(Annotated region listings)
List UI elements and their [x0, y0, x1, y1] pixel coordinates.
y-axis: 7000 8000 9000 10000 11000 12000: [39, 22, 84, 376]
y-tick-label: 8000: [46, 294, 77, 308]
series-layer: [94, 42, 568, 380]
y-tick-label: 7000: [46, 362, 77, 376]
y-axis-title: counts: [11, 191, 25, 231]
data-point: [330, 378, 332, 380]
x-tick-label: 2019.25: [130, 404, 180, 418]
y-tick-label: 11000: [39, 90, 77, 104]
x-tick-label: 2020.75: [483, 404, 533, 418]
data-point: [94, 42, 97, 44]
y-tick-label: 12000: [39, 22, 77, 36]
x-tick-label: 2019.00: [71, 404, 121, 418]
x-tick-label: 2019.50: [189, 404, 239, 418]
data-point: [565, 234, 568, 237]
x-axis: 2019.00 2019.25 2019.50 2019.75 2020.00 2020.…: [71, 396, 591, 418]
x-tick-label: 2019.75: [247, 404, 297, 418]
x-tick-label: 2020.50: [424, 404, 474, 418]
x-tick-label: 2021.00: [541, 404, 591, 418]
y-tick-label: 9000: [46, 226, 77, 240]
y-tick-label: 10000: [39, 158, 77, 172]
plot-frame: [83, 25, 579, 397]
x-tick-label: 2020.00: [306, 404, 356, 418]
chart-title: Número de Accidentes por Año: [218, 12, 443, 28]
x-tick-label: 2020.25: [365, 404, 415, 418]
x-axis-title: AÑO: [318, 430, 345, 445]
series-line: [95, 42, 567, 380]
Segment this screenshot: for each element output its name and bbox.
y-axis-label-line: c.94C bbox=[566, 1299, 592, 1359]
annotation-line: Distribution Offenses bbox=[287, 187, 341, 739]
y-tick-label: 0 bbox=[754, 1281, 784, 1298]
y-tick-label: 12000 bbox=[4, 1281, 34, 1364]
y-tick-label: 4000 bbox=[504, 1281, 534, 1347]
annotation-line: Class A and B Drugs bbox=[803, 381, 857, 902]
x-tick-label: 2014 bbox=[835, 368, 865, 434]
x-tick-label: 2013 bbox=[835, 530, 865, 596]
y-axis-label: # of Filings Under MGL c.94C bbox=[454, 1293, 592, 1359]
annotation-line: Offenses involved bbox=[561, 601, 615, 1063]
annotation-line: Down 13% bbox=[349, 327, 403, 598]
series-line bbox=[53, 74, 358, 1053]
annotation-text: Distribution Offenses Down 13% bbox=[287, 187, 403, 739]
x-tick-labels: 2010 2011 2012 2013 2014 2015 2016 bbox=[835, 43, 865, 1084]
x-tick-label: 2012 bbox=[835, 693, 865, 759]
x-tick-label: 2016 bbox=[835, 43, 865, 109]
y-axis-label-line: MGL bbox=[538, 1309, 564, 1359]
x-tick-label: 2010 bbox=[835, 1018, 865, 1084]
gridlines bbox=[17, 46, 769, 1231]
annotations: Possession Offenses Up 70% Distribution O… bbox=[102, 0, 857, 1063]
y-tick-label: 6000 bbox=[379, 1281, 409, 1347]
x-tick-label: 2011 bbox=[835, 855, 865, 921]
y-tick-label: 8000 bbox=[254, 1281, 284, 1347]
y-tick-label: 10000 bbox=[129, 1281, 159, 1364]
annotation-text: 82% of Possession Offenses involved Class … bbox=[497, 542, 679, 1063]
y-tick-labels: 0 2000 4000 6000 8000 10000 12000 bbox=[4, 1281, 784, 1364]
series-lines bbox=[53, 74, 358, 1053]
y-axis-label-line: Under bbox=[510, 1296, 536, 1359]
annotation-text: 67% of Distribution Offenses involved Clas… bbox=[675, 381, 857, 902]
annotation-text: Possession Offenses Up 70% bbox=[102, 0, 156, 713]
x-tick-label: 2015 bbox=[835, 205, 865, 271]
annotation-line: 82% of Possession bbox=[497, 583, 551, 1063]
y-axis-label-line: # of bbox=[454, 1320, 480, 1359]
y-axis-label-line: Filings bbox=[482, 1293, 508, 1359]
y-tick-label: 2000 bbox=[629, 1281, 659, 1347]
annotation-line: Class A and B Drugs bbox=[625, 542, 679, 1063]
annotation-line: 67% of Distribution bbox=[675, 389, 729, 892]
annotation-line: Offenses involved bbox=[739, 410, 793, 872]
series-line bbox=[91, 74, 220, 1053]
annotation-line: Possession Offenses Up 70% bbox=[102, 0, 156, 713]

_Directions for this task:_ Could you copy every line of both items above, character for character and in the same order?

_Answer to the exercise:_
List UI elements and their [x0, y0, x1, y1] pixel coordinates.
y-axis: 7000 8000 9000 10000 11000 12000: [39, 22, 84, 376]
y-tick-label: 8000: [46, 294, 77, 308]
series-layer: [94, 42, 568, 380]
y-tick-label: 7000: [46, 362, 77, 376]
y-axis-title: counts: [11, 191, 25, 231]
data-point: [330, 378, 332, 380]
x-tick-label: 2019.25: [130, 404, 180, 418]
y-tick-label: 11000: [39, 90, 77, 104]
x-tick-label: 2020.75: [483, 404, 533, 418]
data-point: [94, 42, 97, 44]
y-tick-label: 12000: [39, 22, 77, 36]
x-tick-label: 2019.00: [71, 404, 121, 418]
x-tick-label: 2019.50: [189, 404, 239, 418]
data-point: [565, 234, 568, 237]
x-axis: 2019.00 2019.25 2019.50 2019.75 2020.00 2020.…: [71, 396, 591, 418]
x-tick-label: 2019.75: [247, 404, 297, 418]
x-tick-label: 2020.50: [424, 404, 474, 418]
x-tick-label: 2021.00: [541, 404, 591, 418]
y-tick-label: 9000: [46, 226, 77, 240]
y-tick-label: 10000: [39, 158, 77, 172]
plot-frame: [83, 25, 579, 397]
x-tick-label: 2020.00: [306, 404, 356, 418]
chart-title: Número de Accidentes por Año: [218, 12, 443, 28]
x-tick-label: 2020.25: [365, 404, 415, 418]
x-axis-title: AÑO: [318, 430, 345, 445]
series-line: [95, 42, 567, 380]
Segment this screenshot: for each element output its name and bbox.
y-axis-label-line: c.94C bbox=[566, 1299, 592, 1359]
annotation-line: Distribution Offenses bbox=[287, 187, 341, 739]
y-tick-label: 0 bbox=[754, 1281, 784, 1298]
y-tick-label: 12000 bbox=[4, 1281, 34, 1364]
y-tick-label: 4000 bbox=[504, 1281, 534, 1347]
annotation-line: Class A and B Drugs bbox=[803, 381, 857, 902]
x-tick-label: 2014 bbox=[835, 368, 865, 434]
x-tick-label: 2013 bbox=[835, 530, 865, 596]
y-axis-label: # of Filings Under MGL c.94C bbox=[454, 1293, 592, 1359]
annotation-line: Offenses involved bbox=[561, 601, 615, 1063]
annotation-line: Down 13% bbox=[349, 327, 403, 598]
series-line bbox=[53, 74, 358, 1053]
annotation-text: Distribution Offenses Down 13% bbox=[287, 187, 403, 739]
x-tick-labels: 2010 2011 2012 2013 2014 2015 2016 bbox=[835, 43, 865, 1084]
x-tick-label: 2012 bbox=[835, 693, 865, 759]
x-tick-label: 2016 bbox=[835, 43, 865, 109]
y-axis-label-line: MGL bbox=[538, 1309, 564, 1359]
x-tick-label: 2010 bbox=[835, 1018, 865, 1084]
gridlines bbox=[17, 46, 769, 1231]
annotations: Possession Offenses Up 70% Distribution O… bbox=[102, 0, 857, 1063]
y-tick-label: 6000 bbox=[379, 1281, 409, 1347]
x-tick-label: 2011 bbox=[835, 855, 865, 921]
y-tick-label: 8000 bbox=[254, 1281, 284, 1347]
y-tick-label: 10000 bbox=[129, 1281, 159, 1364]
annotation-text: 82% of Possession Offenses involved Class … bbox=[497, 542, 679, 1063]
y-tick-labels: 0 2000 4000 6000 8000 10000 12000 bbox=[4, 1281, 784, 1364]
series-lines bbox=[53, 74, 358, 1053]
y-axis-label-line: Under bbox=[510, 1296, 536, 1359]
annotation-text: 67% of Distribution Offenses involved Clas… bbox=[675, 381, 857, 902]
annotation-text: Possession Offenses Up 70% bbox=[102, 0, 156, 713]
x-tick-label: 2015 bbox=[835, 205, 865, 271]
annotation-line: 82% of Possession bbox=[497, 583, 551, 1063]
y-axis-label-line: # of bbox=[454, 1320, 480, 1359]
y-axis-label-line: Filings bbox=[482, 1293, 508, 1359]
y-tick-label: 2000 bbox=[629, 1281, 659, 1347]
annotation-line: Class A and B Drugs bbox=[625, 542, 679, 1063]
annotation-line: 67% of Distribution bbox=[675, 389, 729, 892]
annotation-line: Offenses involved bbox=[739, 410, 793, 872]
series-line bbox=[91, 74, 220, 1053]
annotation-line: Possession Offenses Up 70% bbox=[102, 0, 156, 713]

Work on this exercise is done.